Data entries
=======
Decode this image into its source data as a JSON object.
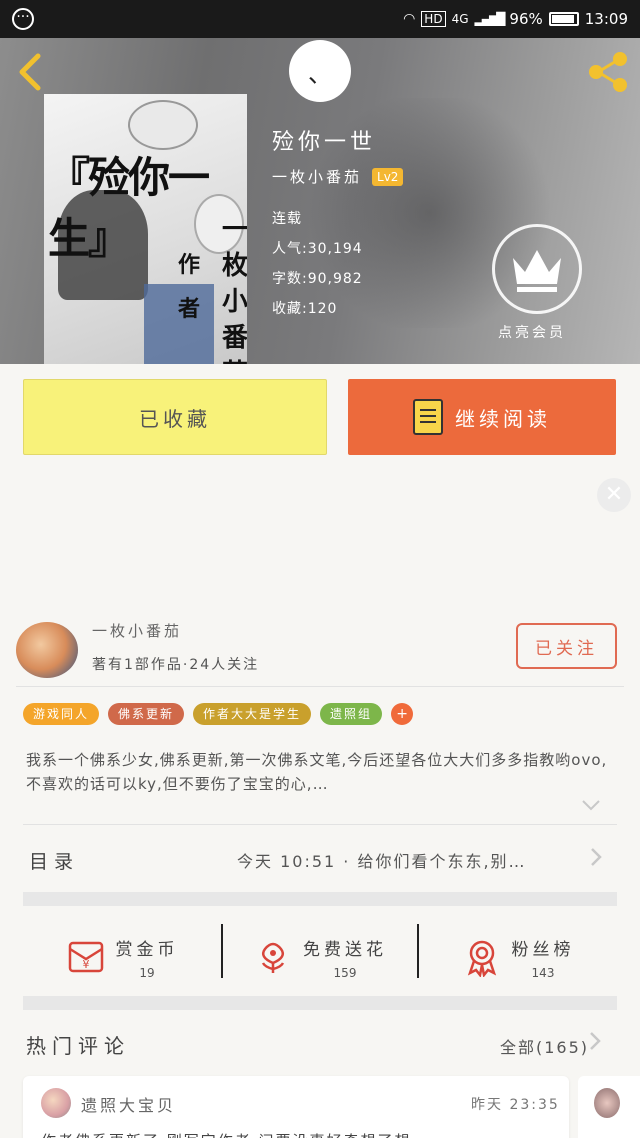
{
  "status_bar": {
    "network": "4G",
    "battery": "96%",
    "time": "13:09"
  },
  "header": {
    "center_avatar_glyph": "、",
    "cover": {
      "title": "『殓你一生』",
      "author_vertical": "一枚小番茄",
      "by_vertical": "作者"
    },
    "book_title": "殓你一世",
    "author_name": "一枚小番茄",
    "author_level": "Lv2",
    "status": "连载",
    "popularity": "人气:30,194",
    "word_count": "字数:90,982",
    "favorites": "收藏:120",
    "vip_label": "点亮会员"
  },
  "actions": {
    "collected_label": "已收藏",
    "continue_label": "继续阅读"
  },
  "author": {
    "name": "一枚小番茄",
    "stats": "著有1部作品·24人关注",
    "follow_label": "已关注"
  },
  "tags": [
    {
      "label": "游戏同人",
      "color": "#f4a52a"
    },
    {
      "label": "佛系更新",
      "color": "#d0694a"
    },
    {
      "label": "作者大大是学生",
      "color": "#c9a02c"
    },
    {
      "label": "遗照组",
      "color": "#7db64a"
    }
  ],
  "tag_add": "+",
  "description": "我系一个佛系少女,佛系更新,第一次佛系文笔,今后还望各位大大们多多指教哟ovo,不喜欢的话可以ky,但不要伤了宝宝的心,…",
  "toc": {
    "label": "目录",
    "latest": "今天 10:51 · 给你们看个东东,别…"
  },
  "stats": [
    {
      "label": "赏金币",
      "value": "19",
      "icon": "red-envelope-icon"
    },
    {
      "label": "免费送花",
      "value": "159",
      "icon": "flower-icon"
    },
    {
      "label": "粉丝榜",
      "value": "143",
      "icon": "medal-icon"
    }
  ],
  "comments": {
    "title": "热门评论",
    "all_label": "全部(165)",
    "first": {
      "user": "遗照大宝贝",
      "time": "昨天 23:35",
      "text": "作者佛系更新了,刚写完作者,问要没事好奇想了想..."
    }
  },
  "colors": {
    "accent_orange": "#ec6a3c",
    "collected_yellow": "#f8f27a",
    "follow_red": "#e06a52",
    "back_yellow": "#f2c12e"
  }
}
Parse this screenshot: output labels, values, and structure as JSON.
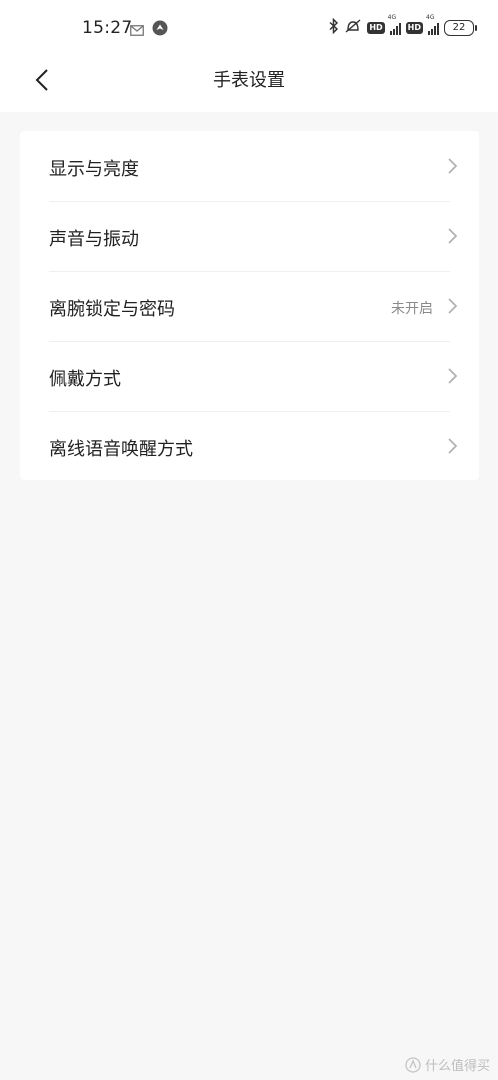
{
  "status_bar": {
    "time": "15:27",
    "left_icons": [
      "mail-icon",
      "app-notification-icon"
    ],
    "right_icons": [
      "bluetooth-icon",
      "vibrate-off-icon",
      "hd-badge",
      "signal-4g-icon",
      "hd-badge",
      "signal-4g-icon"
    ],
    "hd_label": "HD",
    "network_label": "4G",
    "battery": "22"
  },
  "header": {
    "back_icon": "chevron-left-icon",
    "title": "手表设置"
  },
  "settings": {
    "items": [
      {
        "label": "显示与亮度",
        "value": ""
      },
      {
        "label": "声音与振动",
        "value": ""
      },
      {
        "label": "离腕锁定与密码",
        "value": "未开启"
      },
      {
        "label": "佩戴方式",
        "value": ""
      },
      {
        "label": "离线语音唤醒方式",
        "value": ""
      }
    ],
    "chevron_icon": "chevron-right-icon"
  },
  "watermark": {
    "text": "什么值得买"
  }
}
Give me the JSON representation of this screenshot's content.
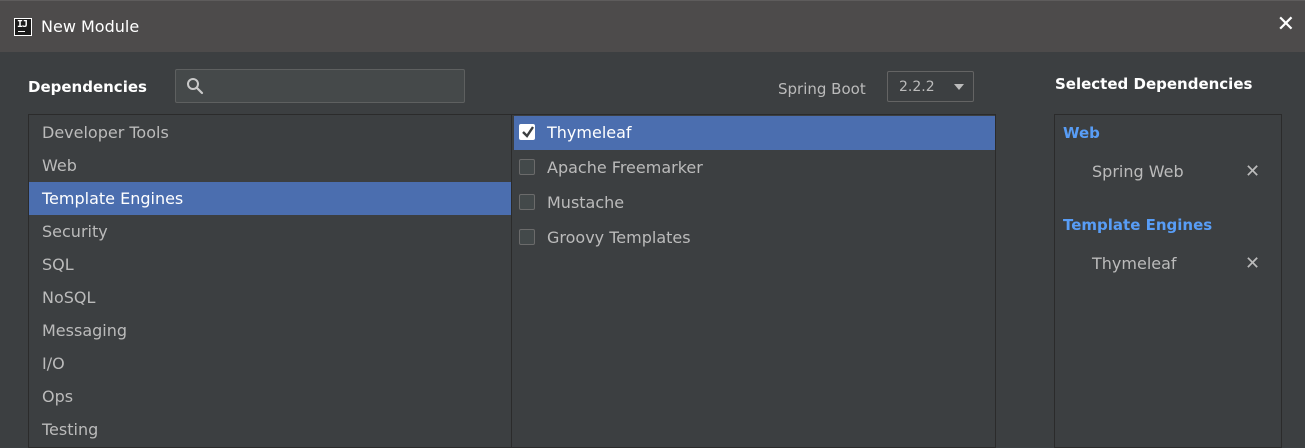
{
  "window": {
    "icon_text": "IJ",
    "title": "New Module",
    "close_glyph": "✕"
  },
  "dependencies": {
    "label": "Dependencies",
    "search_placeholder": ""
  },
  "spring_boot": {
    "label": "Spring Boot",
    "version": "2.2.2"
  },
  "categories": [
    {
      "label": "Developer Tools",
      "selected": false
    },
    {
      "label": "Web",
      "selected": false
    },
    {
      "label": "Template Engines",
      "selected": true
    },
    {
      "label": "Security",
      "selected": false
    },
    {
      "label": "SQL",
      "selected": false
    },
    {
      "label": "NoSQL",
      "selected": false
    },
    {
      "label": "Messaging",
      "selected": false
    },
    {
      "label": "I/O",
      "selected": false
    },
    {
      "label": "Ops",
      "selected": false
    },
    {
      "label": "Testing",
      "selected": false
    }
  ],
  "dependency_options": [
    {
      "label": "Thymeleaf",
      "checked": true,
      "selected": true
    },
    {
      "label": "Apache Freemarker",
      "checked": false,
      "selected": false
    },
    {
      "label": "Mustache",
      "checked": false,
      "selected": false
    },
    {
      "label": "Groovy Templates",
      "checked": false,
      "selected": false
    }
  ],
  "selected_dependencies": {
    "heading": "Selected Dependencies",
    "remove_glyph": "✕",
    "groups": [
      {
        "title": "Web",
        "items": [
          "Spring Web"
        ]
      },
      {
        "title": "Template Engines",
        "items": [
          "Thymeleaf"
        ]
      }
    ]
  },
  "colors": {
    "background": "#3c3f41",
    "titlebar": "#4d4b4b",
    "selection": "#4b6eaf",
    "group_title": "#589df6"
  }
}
=======
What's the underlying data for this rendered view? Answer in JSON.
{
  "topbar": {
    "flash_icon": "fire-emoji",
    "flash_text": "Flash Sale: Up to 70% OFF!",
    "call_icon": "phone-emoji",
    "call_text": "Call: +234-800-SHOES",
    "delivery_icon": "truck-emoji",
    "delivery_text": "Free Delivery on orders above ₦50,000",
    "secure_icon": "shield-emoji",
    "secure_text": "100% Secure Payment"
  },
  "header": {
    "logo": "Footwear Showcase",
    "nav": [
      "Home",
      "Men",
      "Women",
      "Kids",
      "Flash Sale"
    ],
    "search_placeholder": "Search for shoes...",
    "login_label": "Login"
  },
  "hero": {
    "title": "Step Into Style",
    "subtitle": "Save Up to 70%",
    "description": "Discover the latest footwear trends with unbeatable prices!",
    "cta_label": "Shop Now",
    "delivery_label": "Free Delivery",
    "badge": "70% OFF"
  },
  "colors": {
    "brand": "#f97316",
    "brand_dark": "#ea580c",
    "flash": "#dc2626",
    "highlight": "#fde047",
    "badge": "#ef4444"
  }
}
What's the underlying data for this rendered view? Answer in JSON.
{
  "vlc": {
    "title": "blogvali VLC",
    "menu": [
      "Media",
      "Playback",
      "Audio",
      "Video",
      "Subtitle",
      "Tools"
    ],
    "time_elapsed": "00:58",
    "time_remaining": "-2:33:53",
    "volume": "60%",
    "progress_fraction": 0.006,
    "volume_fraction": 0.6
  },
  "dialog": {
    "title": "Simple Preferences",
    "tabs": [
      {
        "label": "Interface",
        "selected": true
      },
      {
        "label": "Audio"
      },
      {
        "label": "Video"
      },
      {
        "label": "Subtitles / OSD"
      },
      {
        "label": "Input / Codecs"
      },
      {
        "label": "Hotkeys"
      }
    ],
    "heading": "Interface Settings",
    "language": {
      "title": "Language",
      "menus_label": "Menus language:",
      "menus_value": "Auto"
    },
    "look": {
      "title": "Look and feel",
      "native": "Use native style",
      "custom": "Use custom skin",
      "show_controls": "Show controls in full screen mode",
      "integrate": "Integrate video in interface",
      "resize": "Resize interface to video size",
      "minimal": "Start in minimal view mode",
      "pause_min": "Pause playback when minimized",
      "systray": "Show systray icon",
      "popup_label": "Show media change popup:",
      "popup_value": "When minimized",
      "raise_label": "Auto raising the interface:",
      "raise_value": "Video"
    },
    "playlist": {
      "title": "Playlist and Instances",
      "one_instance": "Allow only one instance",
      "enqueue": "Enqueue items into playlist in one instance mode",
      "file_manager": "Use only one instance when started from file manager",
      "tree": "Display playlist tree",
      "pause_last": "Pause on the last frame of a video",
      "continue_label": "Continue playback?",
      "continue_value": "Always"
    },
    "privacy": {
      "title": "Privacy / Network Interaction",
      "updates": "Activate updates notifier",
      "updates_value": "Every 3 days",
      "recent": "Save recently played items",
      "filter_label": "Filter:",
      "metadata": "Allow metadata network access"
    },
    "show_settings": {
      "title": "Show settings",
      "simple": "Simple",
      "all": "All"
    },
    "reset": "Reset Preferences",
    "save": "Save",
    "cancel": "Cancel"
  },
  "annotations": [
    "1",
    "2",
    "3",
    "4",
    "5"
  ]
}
=======
▶ [What is needed]:
Of the lines above, how many include the word "Pause"? Reply with the number alone.

▶ [Result below]:
2